== Segment start ==

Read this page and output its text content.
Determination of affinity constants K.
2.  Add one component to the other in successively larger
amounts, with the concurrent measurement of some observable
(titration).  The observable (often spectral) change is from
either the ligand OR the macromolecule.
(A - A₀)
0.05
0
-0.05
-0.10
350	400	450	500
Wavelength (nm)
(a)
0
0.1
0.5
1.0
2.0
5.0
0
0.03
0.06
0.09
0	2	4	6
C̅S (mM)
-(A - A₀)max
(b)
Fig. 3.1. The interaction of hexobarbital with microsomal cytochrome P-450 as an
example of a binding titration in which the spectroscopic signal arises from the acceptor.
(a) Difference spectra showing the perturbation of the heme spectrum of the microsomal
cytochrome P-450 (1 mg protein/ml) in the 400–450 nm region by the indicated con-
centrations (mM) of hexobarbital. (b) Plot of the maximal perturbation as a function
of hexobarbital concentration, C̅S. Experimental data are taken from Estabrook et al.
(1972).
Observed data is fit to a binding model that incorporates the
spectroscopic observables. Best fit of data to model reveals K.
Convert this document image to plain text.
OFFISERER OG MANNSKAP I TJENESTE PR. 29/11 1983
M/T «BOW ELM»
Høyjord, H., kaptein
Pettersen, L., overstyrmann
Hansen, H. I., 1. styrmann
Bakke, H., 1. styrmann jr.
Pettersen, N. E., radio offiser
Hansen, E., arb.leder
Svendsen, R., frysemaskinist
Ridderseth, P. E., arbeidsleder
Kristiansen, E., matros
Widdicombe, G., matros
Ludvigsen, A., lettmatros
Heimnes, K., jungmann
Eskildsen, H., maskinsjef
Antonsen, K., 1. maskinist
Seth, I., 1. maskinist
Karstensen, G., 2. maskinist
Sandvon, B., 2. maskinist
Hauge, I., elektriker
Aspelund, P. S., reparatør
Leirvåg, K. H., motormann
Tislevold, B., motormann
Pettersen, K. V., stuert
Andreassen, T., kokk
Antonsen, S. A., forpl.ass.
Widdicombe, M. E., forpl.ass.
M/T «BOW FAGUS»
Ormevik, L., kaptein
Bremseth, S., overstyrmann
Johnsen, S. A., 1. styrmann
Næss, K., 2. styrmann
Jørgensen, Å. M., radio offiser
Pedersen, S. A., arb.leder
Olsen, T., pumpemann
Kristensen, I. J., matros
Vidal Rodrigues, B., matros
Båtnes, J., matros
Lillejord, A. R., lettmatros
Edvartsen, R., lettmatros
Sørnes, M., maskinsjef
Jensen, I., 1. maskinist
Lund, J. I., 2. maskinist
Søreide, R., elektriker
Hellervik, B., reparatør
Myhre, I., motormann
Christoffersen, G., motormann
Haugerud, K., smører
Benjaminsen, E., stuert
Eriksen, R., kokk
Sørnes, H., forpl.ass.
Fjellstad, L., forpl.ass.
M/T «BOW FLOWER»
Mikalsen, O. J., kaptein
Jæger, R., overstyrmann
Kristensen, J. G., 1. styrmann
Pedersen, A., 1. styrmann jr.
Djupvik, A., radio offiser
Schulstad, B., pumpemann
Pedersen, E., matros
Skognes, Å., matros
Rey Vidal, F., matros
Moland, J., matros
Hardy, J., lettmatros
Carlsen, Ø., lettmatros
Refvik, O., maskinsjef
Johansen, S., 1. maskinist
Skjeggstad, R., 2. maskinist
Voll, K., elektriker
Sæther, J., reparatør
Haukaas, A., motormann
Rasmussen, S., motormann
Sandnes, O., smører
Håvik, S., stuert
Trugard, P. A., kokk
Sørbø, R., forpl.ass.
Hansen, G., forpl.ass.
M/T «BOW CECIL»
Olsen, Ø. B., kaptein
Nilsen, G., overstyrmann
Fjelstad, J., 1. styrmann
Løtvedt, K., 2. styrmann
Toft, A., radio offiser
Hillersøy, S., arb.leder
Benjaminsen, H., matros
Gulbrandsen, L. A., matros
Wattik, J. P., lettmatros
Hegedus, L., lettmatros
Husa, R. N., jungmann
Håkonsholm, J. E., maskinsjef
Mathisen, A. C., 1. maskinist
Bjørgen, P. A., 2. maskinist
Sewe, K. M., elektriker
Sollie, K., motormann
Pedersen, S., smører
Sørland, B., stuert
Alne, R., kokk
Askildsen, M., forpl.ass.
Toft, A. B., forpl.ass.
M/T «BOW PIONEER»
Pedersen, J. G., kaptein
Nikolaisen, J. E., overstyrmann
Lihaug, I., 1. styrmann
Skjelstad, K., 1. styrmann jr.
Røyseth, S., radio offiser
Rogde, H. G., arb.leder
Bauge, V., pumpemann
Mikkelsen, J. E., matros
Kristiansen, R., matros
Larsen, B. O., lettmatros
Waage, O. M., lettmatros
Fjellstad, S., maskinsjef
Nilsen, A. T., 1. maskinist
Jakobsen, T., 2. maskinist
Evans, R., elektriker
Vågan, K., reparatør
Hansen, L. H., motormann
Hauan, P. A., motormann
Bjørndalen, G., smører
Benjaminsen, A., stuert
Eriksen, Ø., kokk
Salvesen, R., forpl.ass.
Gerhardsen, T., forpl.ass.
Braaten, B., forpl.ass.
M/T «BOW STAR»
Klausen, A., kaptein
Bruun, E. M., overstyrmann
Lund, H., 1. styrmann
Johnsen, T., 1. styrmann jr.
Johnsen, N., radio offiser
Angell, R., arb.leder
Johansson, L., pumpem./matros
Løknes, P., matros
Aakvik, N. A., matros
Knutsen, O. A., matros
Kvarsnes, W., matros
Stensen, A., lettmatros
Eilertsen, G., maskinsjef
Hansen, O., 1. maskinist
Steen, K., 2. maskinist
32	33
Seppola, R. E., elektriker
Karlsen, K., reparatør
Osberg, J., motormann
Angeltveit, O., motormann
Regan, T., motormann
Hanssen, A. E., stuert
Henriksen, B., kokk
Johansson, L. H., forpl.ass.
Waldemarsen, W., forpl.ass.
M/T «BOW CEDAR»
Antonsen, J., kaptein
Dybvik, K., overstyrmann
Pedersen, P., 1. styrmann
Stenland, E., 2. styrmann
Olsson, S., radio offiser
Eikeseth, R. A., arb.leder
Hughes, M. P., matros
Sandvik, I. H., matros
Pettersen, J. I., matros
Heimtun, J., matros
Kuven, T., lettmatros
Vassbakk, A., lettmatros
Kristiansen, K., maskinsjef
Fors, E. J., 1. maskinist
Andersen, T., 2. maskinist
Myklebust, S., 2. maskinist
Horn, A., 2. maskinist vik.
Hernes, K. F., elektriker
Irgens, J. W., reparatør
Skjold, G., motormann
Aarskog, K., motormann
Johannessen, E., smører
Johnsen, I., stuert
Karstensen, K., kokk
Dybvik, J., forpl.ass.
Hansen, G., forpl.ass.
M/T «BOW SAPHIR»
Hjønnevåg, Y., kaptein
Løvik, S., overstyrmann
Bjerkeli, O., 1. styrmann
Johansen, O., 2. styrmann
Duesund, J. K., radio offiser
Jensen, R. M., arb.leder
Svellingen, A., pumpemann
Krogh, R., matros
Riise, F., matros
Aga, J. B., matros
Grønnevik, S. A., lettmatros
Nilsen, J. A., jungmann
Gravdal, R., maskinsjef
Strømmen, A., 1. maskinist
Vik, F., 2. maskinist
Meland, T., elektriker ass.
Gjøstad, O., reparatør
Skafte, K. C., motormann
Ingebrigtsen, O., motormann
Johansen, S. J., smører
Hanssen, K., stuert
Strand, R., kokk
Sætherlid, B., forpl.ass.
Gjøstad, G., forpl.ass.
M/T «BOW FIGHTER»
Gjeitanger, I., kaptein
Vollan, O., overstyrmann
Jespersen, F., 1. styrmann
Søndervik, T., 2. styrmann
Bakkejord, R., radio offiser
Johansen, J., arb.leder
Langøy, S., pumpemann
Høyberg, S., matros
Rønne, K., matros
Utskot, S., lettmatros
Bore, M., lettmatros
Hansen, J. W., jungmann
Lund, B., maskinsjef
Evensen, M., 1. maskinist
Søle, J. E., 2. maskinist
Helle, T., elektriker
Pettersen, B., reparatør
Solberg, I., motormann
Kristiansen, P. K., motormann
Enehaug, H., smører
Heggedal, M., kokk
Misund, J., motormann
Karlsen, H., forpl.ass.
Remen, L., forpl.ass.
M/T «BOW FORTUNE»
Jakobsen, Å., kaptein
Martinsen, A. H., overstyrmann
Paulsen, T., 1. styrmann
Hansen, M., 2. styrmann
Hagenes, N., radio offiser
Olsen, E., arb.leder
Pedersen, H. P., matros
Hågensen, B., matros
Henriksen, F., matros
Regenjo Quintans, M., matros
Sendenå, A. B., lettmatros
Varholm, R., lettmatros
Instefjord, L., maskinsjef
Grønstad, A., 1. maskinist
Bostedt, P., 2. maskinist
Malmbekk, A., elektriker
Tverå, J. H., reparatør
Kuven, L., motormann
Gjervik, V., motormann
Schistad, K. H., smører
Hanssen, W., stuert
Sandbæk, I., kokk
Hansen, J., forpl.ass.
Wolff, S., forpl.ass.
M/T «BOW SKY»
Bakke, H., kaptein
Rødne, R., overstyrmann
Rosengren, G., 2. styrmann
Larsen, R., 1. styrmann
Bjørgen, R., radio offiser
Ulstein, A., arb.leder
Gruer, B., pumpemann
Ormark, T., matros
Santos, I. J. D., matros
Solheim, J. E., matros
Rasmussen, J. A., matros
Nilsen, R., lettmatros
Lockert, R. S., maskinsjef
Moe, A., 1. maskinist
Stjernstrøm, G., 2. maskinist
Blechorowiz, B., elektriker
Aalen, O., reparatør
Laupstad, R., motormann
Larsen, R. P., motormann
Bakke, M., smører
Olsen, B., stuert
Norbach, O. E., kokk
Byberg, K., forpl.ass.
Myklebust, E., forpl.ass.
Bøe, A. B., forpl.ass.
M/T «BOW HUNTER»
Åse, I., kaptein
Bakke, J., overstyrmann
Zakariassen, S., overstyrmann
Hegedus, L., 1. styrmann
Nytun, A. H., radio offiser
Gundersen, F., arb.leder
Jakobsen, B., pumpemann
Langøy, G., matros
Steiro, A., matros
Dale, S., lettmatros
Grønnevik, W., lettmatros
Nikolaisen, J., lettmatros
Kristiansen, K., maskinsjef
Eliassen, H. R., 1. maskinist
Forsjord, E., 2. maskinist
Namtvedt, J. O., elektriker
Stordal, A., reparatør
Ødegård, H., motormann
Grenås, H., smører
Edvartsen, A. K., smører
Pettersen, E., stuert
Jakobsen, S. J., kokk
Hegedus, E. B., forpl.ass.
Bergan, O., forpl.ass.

== Segment end ==

## [WHAT YOU ARE ASKED TO DO]
Read the entries and select each line where the word "Myklebust" is found.

## [SOLUTION TO THIS TASK]
Myklebust, S., 2. maskinist
Myklebust, E., forpl.ass.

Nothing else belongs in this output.